• **Work to do**: Reproduce each line of the listing exactly.

'''

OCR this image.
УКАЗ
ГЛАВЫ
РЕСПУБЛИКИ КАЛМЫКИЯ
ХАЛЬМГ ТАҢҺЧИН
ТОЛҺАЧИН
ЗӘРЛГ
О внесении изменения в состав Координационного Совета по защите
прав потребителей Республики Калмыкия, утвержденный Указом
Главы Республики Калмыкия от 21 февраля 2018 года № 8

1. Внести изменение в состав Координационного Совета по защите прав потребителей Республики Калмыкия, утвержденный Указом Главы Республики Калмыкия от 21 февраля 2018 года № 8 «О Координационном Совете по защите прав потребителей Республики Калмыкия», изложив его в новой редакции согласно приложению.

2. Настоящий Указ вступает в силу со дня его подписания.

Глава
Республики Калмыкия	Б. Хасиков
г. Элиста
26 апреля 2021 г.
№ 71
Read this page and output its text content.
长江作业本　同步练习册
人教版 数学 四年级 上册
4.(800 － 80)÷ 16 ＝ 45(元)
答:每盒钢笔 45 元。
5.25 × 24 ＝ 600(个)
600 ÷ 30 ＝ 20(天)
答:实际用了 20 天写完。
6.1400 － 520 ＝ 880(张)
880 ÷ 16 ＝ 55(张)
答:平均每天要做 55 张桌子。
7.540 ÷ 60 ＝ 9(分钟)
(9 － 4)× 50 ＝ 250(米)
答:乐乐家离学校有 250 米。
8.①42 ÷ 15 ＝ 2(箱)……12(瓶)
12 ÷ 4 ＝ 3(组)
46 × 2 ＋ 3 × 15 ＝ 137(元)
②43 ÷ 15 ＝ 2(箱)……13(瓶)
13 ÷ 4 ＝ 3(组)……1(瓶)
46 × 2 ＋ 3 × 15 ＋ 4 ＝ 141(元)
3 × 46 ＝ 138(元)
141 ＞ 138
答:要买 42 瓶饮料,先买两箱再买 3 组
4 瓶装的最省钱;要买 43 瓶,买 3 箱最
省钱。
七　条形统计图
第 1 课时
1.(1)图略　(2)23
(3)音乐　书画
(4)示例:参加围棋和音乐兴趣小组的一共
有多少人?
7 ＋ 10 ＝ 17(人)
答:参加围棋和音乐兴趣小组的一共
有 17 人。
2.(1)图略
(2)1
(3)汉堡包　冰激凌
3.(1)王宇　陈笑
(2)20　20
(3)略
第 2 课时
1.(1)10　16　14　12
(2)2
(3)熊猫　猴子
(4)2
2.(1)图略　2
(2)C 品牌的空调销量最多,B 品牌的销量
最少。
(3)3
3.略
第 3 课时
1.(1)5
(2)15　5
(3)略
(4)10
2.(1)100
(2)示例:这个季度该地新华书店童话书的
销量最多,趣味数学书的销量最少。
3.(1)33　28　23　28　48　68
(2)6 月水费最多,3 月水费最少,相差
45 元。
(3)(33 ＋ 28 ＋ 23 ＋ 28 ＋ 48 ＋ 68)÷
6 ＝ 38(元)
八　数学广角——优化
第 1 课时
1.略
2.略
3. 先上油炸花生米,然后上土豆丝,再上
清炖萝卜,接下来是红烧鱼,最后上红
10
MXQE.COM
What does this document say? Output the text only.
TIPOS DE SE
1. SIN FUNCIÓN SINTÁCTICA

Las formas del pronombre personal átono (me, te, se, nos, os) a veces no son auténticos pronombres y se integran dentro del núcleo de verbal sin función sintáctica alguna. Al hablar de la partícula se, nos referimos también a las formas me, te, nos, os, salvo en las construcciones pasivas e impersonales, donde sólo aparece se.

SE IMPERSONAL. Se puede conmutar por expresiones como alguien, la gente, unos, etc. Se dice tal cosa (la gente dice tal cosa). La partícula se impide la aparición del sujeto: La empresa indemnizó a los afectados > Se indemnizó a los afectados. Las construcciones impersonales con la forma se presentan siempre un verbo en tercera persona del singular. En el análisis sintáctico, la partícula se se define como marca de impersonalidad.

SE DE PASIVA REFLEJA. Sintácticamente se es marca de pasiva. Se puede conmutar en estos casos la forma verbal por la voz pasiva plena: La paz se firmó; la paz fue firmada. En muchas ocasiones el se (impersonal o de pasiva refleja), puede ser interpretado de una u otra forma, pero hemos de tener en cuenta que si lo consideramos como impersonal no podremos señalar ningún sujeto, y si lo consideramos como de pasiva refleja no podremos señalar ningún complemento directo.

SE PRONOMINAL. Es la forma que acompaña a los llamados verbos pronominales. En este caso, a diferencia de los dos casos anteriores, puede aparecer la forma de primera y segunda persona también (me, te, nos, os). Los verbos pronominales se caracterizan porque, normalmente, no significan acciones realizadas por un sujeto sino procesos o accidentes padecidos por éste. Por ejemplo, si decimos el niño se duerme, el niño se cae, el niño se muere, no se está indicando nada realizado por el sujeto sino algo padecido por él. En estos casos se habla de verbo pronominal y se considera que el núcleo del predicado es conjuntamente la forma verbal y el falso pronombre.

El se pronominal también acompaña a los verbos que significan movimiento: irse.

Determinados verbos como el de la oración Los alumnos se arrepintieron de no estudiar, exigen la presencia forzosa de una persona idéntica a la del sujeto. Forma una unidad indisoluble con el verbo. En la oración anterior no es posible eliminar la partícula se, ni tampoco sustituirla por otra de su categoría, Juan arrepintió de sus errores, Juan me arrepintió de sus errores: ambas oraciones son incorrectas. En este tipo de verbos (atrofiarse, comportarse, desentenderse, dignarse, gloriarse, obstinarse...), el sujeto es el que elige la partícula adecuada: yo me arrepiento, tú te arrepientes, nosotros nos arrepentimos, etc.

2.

'''

• **Exercise solution**:
OCR this image.
УКАЗ
ГЛАВЫ
РЕСПУБЛИКИ КАЛМЫКИЯ
ХАЛЬМГ ТАҢҺЧИН
ТОЛҺАЧИН
ЗӘРЛГ
О внесении изменения в состав Координационного Совета по защите
прав потребителей Республики Калмыкия, утвержденный Указом
Главы Республики Калмыкия от 21 февраля 2018 года № 8

1. Внести изменение в состав Координационного Совета по защите прав потребителей Республики Калмыкия, утвержденный Указом Главы Республики Калмыкия от 21 февраля 2018 года № 8 «О Координационном Совете по защите прав потребителей Республики Калмыкия», изложив его в новой редакции согласно приложению.

2. Настоящий Указ вступает в силу со дня его подписания.

Глава
Республики Калмыкия	Б. Хасиков
г. Элиста
26 апреля 2021 г.
№ 71
Read this page and output its text content.
长江作业本　同步练习册
人教版 数学 四年级 上册
4.(800 － 80)÷ 16 ＝ 45(元)
答:每盒钢笔 45 元。
5.25 × 24 ＝ 600(个)
600 ÷ 30 ＝ 20(天)
答:实际用了 20 天写完。
6.1400 － 520 ＝ 880(张)
880 ÷ 16 ＝ 55(张)
答:平均每天要做 55 张桌子。
7.540 ÷ 60 ＝ 9(分钟)
(9 － 4)× 50 ＝ 250(米)
答:乐乐家离学校有 250 米。
8.①42 ÷ 15 ＝ 2(箱)……12(瓶)
12 ÷ 4 ＝ 3(组)
46 × 2 ＋ 3 × 15 ＝ 137(元)
②43 ÷ 15 ＝ 2(箱)……13(瓶)
13 ÷ 4 ＝ 3(组)……1(瓶)
46 × 2 ＋ 3 × 15 ＋ 4 ＝ 141(元)
3 × 46 ＝ 138(元)
141 ＞ 138
答:要买 42 瓶饮料,先买两箱再买 3 组
4 瓶装的最省钱;要买 43 瓶,买 3 箱最
省钱。
七　条形统计图
第 1 课时
1.(1)图略　(2)23
(3)音乐　书画
(4)示例:参加围棋和音乐兴趣小组的一共
有多少人?
7 ＋ 10 ＝ 17(人)
答:参加围棋和音乐兴趣小组的一共
有 17 人。
2.(1)图略
(2)1
(3)汉堡包　冰激凌
3.(1)王宇　陈笑
(2)20　20
(3)略
第 2 课时
1.(1)10　16　14　12
(2)2
(3)熊猫　猴子
(4)2
2.(1)图略　2
(2)C 品牌的空调销量最多,B 品牌的销量
最少。
(3)3
3.略
第 3 课时
1.(1)5
(2)15　5
(3)略
(4)10
2.(1)100
(2)示例:这个季度该地新华书店童话书的
销量最多,趣味数学书的销量最少。
3.(1)33　28　23　28　48　68
(2)6 月水费最多,3 月水费最少,相差
45 元。
(3)(33 ＋ 28 ＋ 23 ＋ 28 ＋ 48 ＋ 68)÷
6 ＝ 38(元)
八　数学广角——优化
第 1 课时
1.略
2.略
3. 先上油炸花生米,然后上土豆丝,再上
清炖萝卜,接下来是红烧鱼,最后上红
10
MXQE.COM
What does this document say? Output the text only.
TIPOS DE SE
1. SIN FUNCIÓN SINTÁCTICA

Las formas del pronombre personal átono (me, te, se, nos, os) a veces no son auténticos pronombres y se integran dentro del núcleo de verbal sin función sintáctica alguna. Al hablar de la partícula se, nos referimos también a las formas me, te, nos, os, salvo en las construcciones pasivas e impersonales, donde sólo aparece se.

SE IMPERSONAL. Se puede conmutar por expresiones como alguien, la gente, unos, etc. Se dice tal cosa (la gente dice tal cosa). La partícula se impide la aparición del sujeto: La empresa indemnizó a los afectados > Se indemnizó a los afectados. Las construcciones impersonales con la forma se presentan siempre un verbo en tercera persona del singular. En el análisis sintáctico, la partícula se se define como marca de impersonalidad.

SE DE PASIVA REFLEJA. Sintácticamente se es marca de pasiva. Se puede conmutar en estos casos la forma verbal por la voz pasiva plena: La paz se firmó; la paz fue firmada. En muchas ocasiones el se (impersonal o de pasiva refleja), puede ser interpretado de una u otra forma, pero hemos de tener en cuenta que si lo consideramos como impersonal no podremos señalar ningún sujeto, y si lo consideramos como de pasiva refleja no podremos señalar ningún complemento directo.

SE PRONOMINAL. Es la forma que acompaña a los llamados verbos pronominales. En este caso, a diferencia de los dos casos anteriores, puede aparecer la forma de primera y segunda persona también (me, te, nos, os). Los verbos pronominales se caracterizan porque, normalmente, no significan acciones realizadas por un sujeto sino procesos o accidentes padecidos por éste. Por ejemplo, si decimos el niño se duerme, el niño se cae, el niño se muere, no se está indicando nada realizado por el sujeto sino algo padecido por él. En estos casos se habla de verbo pronominal y se considera que el núcleo del predicado es conjuntamente la forma verbal y el falso pronombre.

El se pronominal también acompaña a los verbos que significan movimiento: irse.

Determinados verbos como el de la oración Los alumnos se arrepintieron de no estudiar, exigen la presencia forzosa de una persona idéntica a la del sujeto. Forma una unidad indisoluble con el verbo. En la oración anterior no es posible eliminar la partícula se, ni tampoco sustituirla por otra de su categoría, Juan arrepintió de sus errores, Juan me arrepintió de sus errores: ambas oraciones son incorrectas. En este tipo de verbos (atrofiarse, comportarse, desentenderse, dignarse, gloriarse, obstinarse...), el sujeto es el que elige la partícula adecuada: yo me arrepiento, tú te arrepientes, nosotros nos arrepentimos, etc.

2.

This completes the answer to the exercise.